## WHAT THIS TASK INVOLVES:
Repeat the records exactly. Every line must match.
[BEGIN RECORDS PROVIDED]
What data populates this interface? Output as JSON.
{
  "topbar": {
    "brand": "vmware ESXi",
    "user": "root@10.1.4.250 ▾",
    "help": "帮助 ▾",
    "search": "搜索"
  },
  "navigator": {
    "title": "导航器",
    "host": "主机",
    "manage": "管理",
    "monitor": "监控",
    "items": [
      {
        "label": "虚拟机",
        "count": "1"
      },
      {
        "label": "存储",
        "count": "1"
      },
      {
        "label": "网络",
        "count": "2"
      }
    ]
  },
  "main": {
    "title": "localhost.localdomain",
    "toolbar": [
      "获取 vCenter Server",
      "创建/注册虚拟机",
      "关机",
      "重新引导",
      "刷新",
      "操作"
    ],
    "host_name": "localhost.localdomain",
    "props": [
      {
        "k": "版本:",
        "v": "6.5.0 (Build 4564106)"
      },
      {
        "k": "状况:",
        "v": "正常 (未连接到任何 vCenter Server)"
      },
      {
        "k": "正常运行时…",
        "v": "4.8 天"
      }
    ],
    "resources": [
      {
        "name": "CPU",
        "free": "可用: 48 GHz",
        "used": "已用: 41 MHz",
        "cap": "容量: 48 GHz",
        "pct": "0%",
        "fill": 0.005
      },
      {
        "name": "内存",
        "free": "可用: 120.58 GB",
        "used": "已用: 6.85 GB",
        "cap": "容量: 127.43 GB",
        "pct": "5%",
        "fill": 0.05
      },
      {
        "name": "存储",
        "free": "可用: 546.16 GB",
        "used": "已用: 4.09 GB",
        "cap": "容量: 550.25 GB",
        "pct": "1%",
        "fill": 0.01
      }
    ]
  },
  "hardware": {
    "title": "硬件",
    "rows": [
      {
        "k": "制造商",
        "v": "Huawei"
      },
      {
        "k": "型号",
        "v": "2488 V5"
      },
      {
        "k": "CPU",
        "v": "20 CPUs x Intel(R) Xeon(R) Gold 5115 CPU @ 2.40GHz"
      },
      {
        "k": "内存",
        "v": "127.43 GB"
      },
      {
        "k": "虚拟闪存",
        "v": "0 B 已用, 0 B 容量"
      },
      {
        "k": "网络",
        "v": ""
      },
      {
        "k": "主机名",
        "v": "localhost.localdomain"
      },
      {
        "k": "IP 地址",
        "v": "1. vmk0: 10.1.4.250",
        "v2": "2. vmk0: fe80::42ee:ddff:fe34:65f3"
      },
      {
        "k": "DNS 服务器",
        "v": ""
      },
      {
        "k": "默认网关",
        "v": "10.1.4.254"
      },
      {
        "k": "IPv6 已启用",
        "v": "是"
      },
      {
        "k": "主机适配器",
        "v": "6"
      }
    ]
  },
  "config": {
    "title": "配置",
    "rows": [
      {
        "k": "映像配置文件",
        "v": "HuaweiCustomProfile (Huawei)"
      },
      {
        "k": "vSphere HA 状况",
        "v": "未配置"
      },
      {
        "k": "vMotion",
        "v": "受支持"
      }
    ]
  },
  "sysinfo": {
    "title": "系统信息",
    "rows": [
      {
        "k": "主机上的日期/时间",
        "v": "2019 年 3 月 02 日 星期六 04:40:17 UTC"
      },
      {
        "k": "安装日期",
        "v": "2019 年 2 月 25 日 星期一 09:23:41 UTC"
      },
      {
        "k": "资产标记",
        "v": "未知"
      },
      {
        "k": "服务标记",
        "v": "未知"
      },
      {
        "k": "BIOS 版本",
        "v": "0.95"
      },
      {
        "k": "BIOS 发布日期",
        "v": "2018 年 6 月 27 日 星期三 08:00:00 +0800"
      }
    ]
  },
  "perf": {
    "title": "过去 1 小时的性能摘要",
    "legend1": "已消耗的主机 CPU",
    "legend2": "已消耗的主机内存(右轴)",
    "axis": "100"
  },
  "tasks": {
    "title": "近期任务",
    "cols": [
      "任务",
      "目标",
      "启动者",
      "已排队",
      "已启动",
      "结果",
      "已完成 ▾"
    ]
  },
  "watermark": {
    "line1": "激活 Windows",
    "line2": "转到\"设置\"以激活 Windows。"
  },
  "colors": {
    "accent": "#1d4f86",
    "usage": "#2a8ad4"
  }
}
[END RECORDS PROVIDED]
## FINAL ANSWER:
What data populates this interface? Output as JSON.
{
  "topbar": {
    "brand": "vmware ESXi",
    "user": "root@10.1.4.250 ▾",
    "help": "帮助 ▾",
    "search": "搜索"
  },
  "navigator": {
    "title": "导航器",
    "host": "主机",
    "manage": "管理",
    "monitor": "监控",
    "items": [
      {
        "label": "虚拟机",
        "count": "1"
      },
      {
        "label": "存储",
        "count": "1"
      },
      {
        "label": "网络",
        "count": "2"
      }
    ]
  },
  "main": {
    "title": "localhost.localdomain",
    "toolbar": [
      "获取 vCenter Server",
      "创建/注册虚拟机",
      "关机",
      "重新引导",
      "刷新",
      "操作"
    ],
    "host_name": "localhost.localdomain",
    "props": [
      {
        "k": "版本:",
        "v": "6.5.0 (Build 4564106)"
      },
      {
        "k": "状况:",
        "v": "正常 (未连接到任何 vCenter Server)"
      },
      {
        "k": "正常运行时…",
        "v": "4.8 天"
      }
    ],
    "resources": [
      {
        "name": "CPU",
        "free": "可用: 48 GHz",
        "used": "已用: 41 MHz",
        "cap": "容量: 48 GHz",
        "pct": "0%",
        "fill": 0.005
      },
      {
        "name": "内存",
        "free": "可用: 120.58 GB",
        "used": "已用: 6.85 GB",
        "cap": "容量: 127.43 GB",
        "pct": "5%",
        "fill": 0.05
      },
      {
        "name": "存储",
        "free": "可用: 546.16 GB",
        "used": "已用: 4.09 GB",
        "cap": "容量: 550.25 GB",
        "pct": "1%",
        "fill": 0.01
      }
    ]
  },
  "hardware": {
    "title": "硬件",
    "rows": [
      {
        "k": "制造商",
        "v": "Huawei"
      },
      {
        "k": "型号",
        "v": "2488 V5"
      },
      {
        "k": "CPU",
        "v": "20 CPUs x Intel(R) Xeon(R) Gold 5115 CPU @ 2.40GHz"
      },
      {
        "k": "内存",
        "v": "127.43 GB"
      },
      {
        "k": "虚拟闪存",
        "v": "0 B 已用, 0 B 容量"
      },
      {
        "k": "网络",
        "v": ""
      },
      {
        "k": "主机名",
        "v": "localhost.localdomain"
      },
      {
        "k": "IP 地址",
        "v": "1. vmk0: 10.1.4.250",
        "v2": "2. vmk0: fe80::42ee:ddff:fe34:65f3"
      },
      {
        "k": "DNS 服务器",
        "v": ""
      },
      {
        "k": "默认网关",
        "v": "10.1.4.254"
      },
      {
        "k": "IPv6 已启用",
        "v": "是"
      },
      {
        "k": "主机适配器",
        "v": "6"
      }
    ]
  },
  "config": {
    "title": "配置",
    "rows": [
      {
        "k": "映像配置文件",
        "v": "HuaweiCustomProfile (Huawei)"
      },
      {
        "k": "vSphere HA 状况",
        "v": "未配置"
      },
      {
        "k": "vMotion",
        "v": "受支持"
      }
    ]
  },
  "sysinfo": {
    "title": "系统信息",
    "rows": [
      {
        "k": "主机上的日期/时间",
        "v": "2019 年 3 月 02 日 星期六 04:40:17 UTC"
      },
      {
        "k": "安装日期",
        "v": "2019 年 2 月 25 日 星期一 09:23:41 UTC"
      },
      {
        "k": "资产标记",
        "v": "未知"
      },
      {
        "k": "服务标记",
        "v": "未知"
      },
      {
        "k": "BIOS 版本",
        "v": "0.95"
      },
      {
        "k": "BIOS 发布日期",
        "v": "2018 年 6 月 27 日 星期三 08:00:00 +0800"
      }
    ]
  },
  "perf": {
    "title": "过去 1 小时的性能摘要",
    "legend1": "已消耗的主机 CPU",
    "legend2": "已消耗的主机内存(右轴)",
    "axis": "100"
  },
  "tasks": {
    "title": "近期任务",
    "cols": [
      "任务",
      "目标",
      "启动者",
      "已排队",
      "已启动",
      "结果",
      "已完成 ▾"
    ]
  },
  "watermark": {
    "line1": "激活 Windows",
    "line2": "转到\"设置\"以激活 Windows。"
  },
  "colors": {
    "accent": "#1d4f86",
    "usage": "#2a8ad4"
  }
}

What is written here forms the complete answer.